### [WHAT TO DO]
In the material below, find every line with "calls" and pull it out.

### [DATA PROVIDED]
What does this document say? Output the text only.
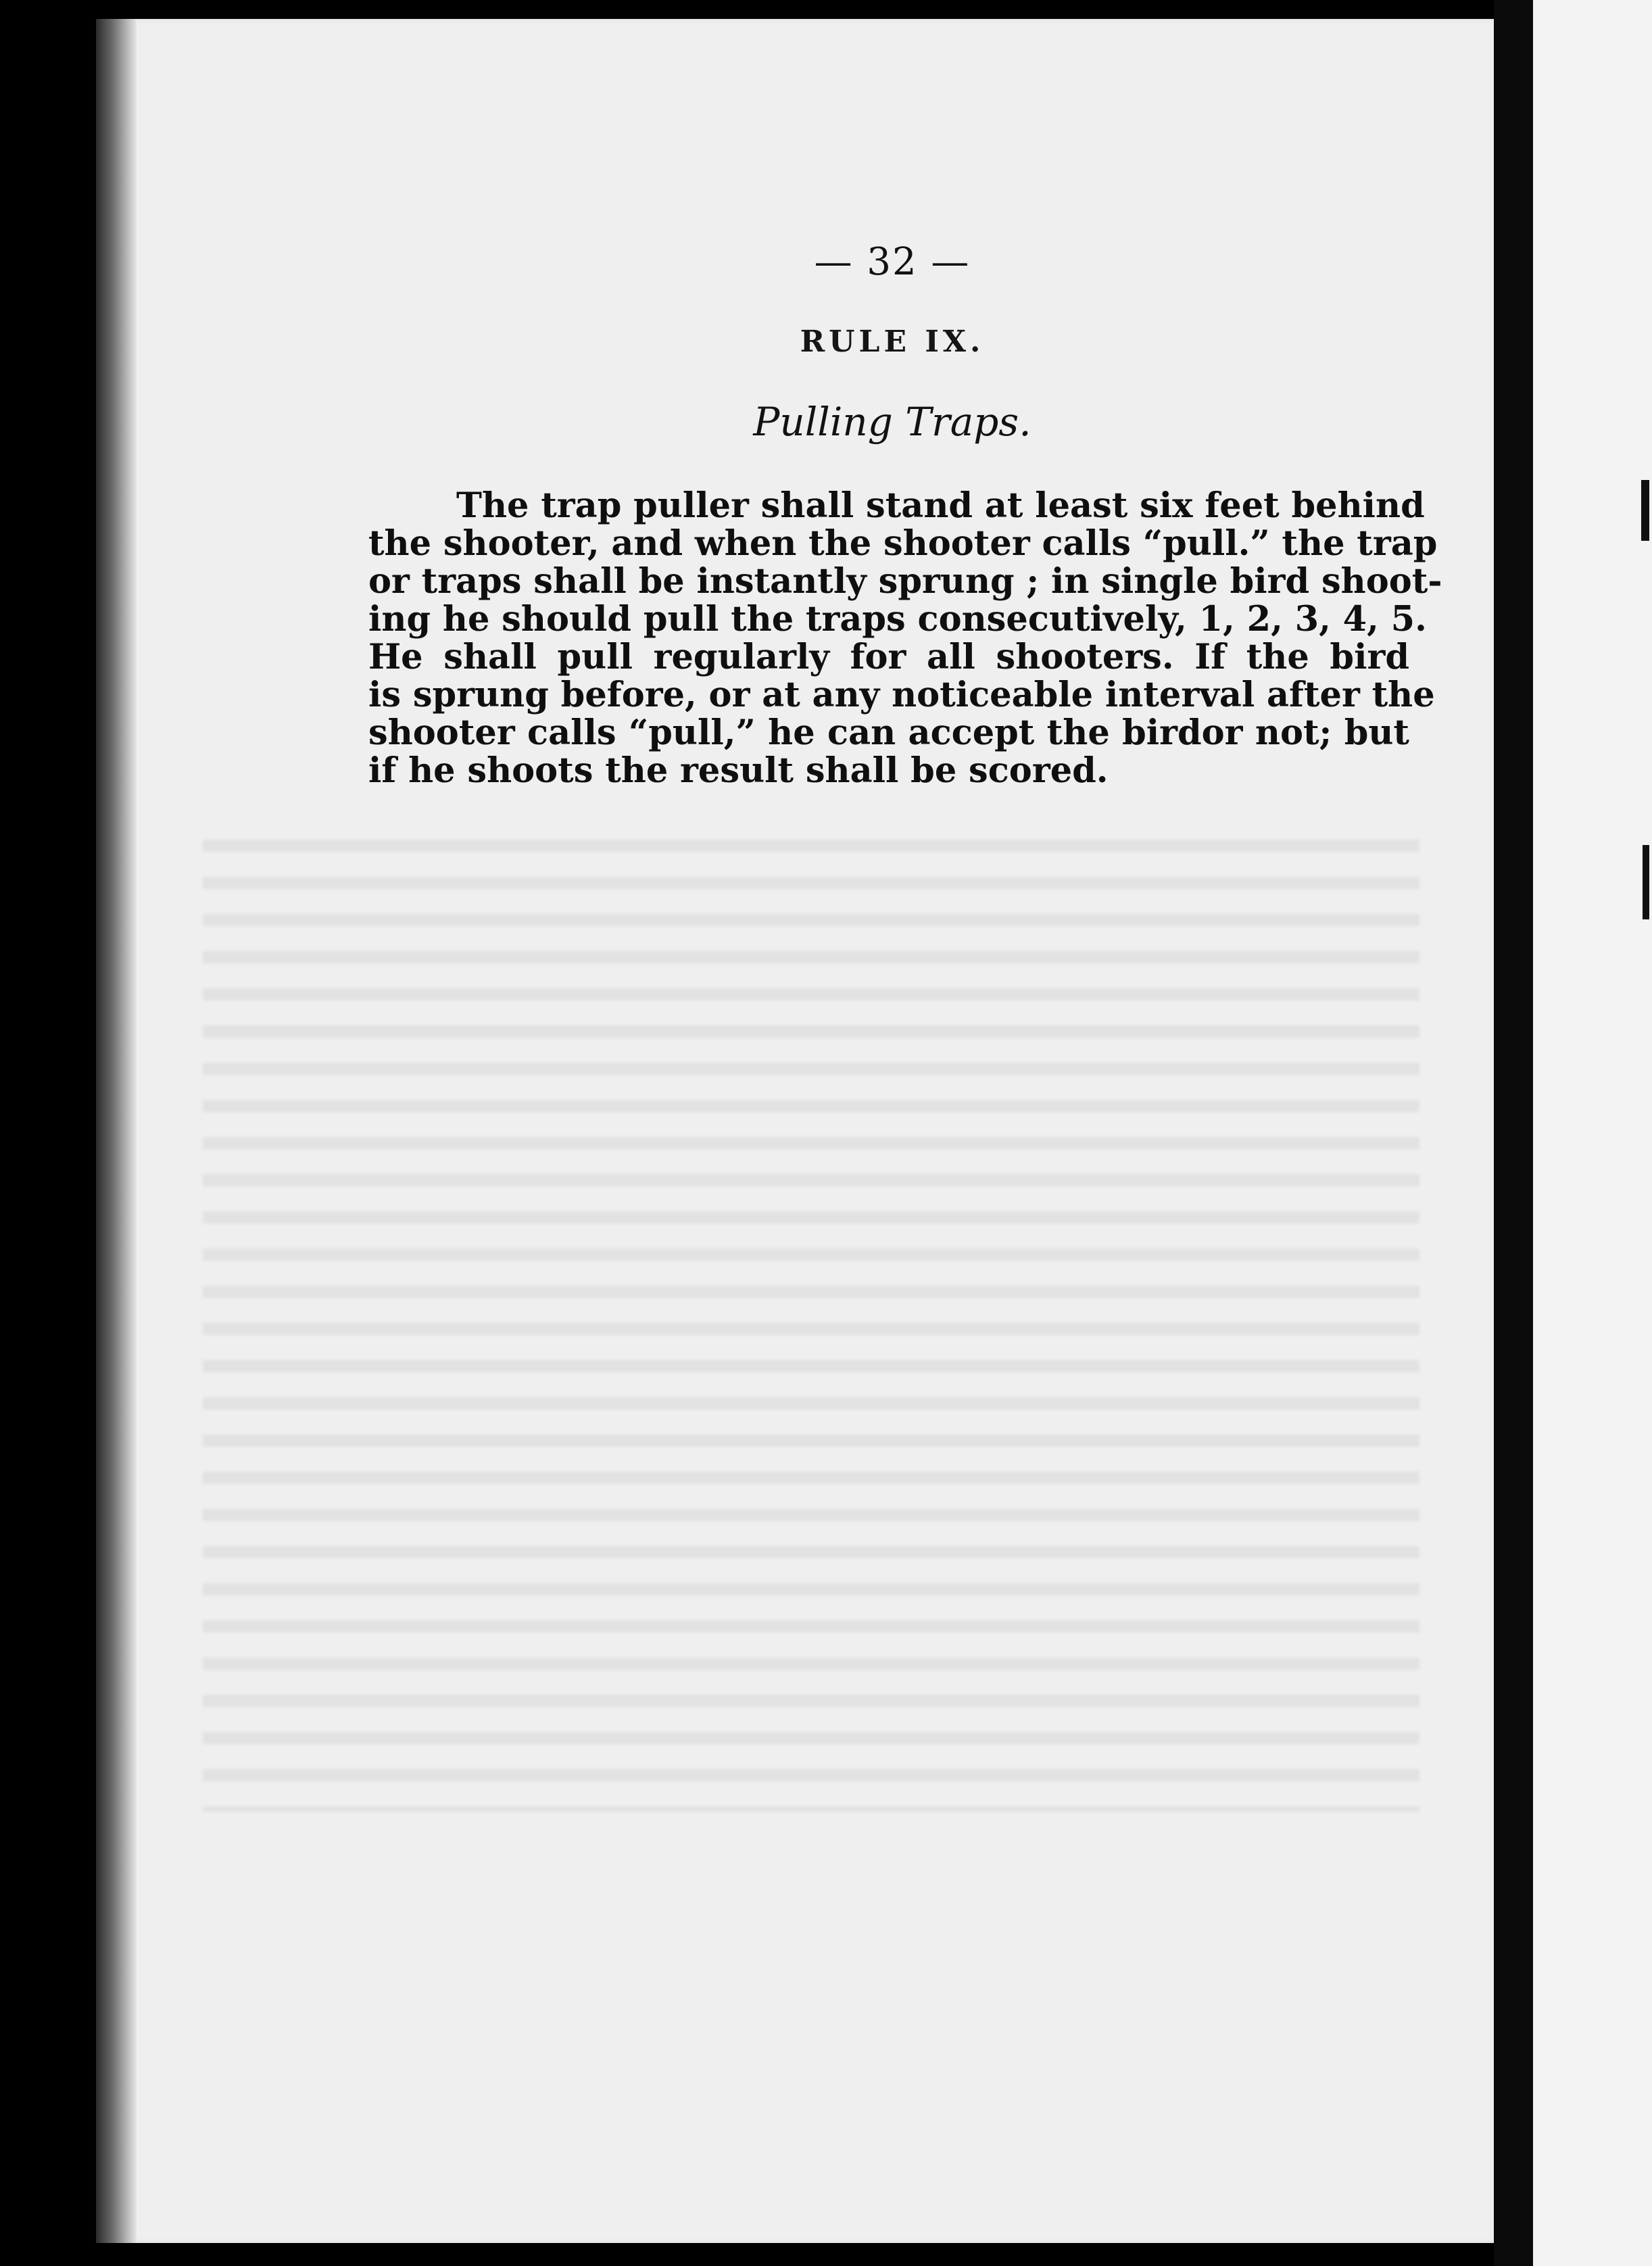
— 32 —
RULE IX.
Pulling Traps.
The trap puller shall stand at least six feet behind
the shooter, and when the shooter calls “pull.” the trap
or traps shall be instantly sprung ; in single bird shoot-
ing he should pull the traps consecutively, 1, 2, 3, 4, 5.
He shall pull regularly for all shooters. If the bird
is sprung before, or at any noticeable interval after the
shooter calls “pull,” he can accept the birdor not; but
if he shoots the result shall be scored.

...

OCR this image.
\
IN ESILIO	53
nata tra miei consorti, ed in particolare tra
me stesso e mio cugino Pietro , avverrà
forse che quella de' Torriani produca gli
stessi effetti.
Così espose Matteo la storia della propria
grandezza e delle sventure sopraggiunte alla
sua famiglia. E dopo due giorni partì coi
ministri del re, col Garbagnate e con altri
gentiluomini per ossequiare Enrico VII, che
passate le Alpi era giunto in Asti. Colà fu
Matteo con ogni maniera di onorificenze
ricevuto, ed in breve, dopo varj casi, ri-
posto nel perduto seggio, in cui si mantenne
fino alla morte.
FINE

### [ANSWER IN FULL]
the shooter, and when the shooter calls “pull.” the trap
shooter calls “pull,” he can accept the birdor not; but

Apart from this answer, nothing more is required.